Exercise aim: Give all of the lines again exactly as they read.

Data for the task:
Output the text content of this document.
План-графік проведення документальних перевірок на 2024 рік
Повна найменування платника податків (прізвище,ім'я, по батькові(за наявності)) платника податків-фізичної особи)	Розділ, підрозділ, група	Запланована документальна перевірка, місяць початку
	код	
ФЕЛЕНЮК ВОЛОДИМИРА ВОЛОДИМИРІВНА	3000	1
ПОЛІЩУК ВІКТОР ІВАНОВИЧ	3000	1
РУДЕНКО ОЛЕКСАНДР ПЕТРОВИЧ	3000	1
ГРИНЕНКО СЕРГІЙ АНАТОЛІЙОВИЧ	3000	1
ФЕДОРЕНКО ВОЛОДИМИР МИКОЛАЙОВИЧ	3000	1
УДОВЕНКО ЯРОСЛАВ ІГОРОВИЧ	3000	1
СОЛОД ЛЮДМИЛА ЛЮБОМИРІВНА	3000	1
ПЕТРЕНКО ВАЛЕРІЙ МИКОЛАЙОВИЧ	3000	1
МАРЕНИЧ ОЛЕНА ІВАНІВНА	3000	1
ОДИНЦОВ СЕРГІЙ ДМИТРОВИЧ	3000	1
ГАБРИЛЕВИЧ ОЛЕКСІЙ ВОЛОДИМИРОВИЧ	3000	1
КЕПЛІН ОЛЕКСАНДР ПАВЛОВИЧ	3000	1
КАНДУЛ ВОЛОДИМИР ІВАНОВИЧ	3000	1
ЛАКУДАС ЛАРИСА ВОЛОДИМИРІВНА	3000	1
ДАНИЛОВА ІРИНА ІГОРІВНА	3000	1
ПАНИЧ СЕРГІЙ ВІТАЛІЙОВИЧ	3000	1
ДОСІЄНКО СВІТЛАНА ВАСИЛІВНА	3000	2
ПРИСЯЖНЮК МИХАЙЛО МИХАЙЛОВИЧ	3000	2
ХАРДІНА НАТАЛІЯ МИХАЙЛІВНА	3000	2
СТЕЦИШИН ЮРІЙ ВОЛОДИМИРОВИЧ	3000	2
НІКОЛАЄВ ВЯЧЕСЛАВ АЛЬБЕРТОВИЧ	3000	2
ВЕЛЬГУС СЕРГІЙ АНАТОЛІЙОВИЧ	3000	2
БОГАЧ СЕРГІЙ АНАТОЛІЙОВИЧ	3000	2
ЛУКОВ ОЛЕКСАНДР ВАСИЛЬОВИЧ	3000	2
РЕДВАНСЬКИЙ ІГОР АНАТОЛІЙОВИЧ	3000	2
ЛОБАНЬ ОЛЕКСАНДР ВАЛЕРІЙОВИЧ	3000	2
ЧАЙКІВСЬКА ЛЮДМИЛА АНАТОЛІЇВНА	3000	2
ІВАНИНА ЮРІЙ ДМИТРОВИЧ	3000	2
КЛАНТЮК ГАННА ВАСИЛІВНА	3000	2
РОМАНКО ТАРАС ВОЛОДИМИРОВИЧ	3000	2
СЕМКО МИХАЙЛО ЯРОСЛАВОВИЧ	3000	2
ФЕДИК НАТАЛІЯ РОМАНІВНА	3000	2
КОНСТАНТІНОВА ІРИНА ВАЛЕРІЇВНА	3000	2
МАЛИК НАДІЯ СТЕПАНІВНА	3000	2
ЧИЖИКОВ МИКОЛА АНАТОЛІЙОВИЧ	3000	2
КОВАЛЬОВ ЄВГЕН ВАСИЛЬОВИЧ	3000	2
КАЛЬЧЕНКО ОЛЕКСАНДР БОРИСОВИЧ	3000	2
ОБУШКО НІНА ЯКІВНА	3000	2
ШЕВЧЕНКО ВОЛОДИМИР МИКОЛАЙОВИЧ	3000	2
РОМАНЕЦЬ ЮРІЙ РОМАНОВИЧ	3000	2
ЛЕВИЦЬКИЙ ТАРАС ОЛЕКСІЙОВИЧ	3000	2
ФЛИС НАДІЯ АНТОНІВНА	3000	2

Answer for this exercise:
Output the text content of this document.
План-графік проведення документальних перевірок на 2024 рік
Повна найменування платника податків (прізвище,ім'я, по батькові(за наявності)) платника податків-фізичної особи)	Розділ, підрозділ, група	Запланована документальна перевірка, місяць початку
	код	
ФЕЛЕНЮК ВОЛОДИМИРА ВОЛОДИМИРІВНА	3000	1
ПОЛІЩУК ВІКТОР ІВАНОВИЧ	3000	1
РУДЕНКО ОЛЕКСАНДР ПЕТРОВИЧ	3000	1
ГРИНЕНКО СЕРГІЙ АНАТОЛІЙОВИЧ	3000	1
ФЕДОРЕНКО ВОЛОДИМИР МИКОЛАЙОВИЧ	3000	1
УДОВЕНКО ЯРОСЛАВ ІГОРОВИЧ	3000	1
СОЛОД ЛЮДМИЛА ЛЮБОМИРІВНА	3000	1
ПЕТРЕНКО ВАЛЕРІЙ МИКОЛАЙОВИЧ	3000	1
МАРЕНИЧ ОЛЕНА ІВАНІВНА	3000	1
ОДИНЦОВ СЕРГІЙ ДМИТРОВИЧ	3000	1
ГАБРИЛЕВИЧ ОЛЕКСІЙ ВОЛОДИМИРОВИЧ	3000	1
КЕПЛІН ОЛЕКСАНДР ПАВЛОВИЧ	3000	1
КАНДУЛ ВОЛОДИМИР ІВАНОВИЧ	3000	1
ЛАКУДАС ЛАРИСА ВОЛОДИМИРІВНА	3000	1
ДАНИЛОВА ІРИНА ІГОРІВНА	3000	1
ПАНИЧ СЕРГІЙ ВІТАЛІЙОВИЧ	3000	1
ДОСІЄНКО СВІТЛАНА ВАСИЛІВНА	3000	2
ПРИСЯЖНЮК МИХАЙЛО МИХАЙЛОВИЧ	3000	2
ХАРДІНА НАТАЛІЯ МИХАЙЛІВНА	3000	2
СТЕЦИШИН ЮРІЙ ВОЛОДИМИРОВИЧ	3000	2
НІКОЛАЄВ ВЯЧЕСЛАВ АЛЬБЕРТОВИЧ	3000	2
ВЕЛЬГУС СЕРГІЙ АНАТОЛІЙОВИЧ	3000	2
БОГАЧ СЕРГІЙ АНАТОЛІЙОВИЧ	3000	2
ЛУКОВ ОЛЕКСАНДР ВАСИЛЬОВИЧ	3000	2
РЕДВАНСЬКИЙ ІГОР АНАТОЛІЙОВИЧ	3000	2
ЛОБАНЬ ОЛЕКСАНДР ВАЛЕРІЙОВИЧ	3000	2
ЧАЙКІВСЬКА ЛЮДМИЛА АНАТОЛІЇВНА	3000	2
ІВАНИНА ЮРІЙ ДМИТРОВИЧ	3000	2
КЛАНТЮК ГАННА ВАСИЛІВНА	3000	2
РОМАНКО ТАРАС ВОЛОДИМИРОВИЧ	3000	2
СЕМКО МИХАЙЛО ЯРОСЛАВОВИЧ	3000	2
ФЕДИК НАТАЛІЯ РОМАНІВНА	3000	2
КОНСТАНТІНОВА ІРИНА ВАЛЕРІЇВНА	3000	2
МАЛИК НАДІЯ СТЕПАНІВНА	3000	2
ЧИЖИКОВ МИКОЛА АНАТОЛІЙОВИЧ	3000	2
КОВАЛЬОВ ЄВГЕН ВАСИЛЬОВИЧ	3000	2
КАЛЬЧЕНКО ОЛЕКСАНДР БОРИСОВИЧ	3000	2
ОБУШКО НІНА ЯКІВНА	3000	2
ШЕВЧЕНКО ВОЛОДИМИР МИКОЛАЙОВИЧ	3000	2
РОМАНЕЦЬ ЮРІЙ РОМАНОВИЧ	3000	2
ЛЕВИЦЬКИЙ ТАРАС ОЛЕКСІЙОВИЧ	3000	2
ФЛИС НАДІЯ АНТОНІВНА	3000	2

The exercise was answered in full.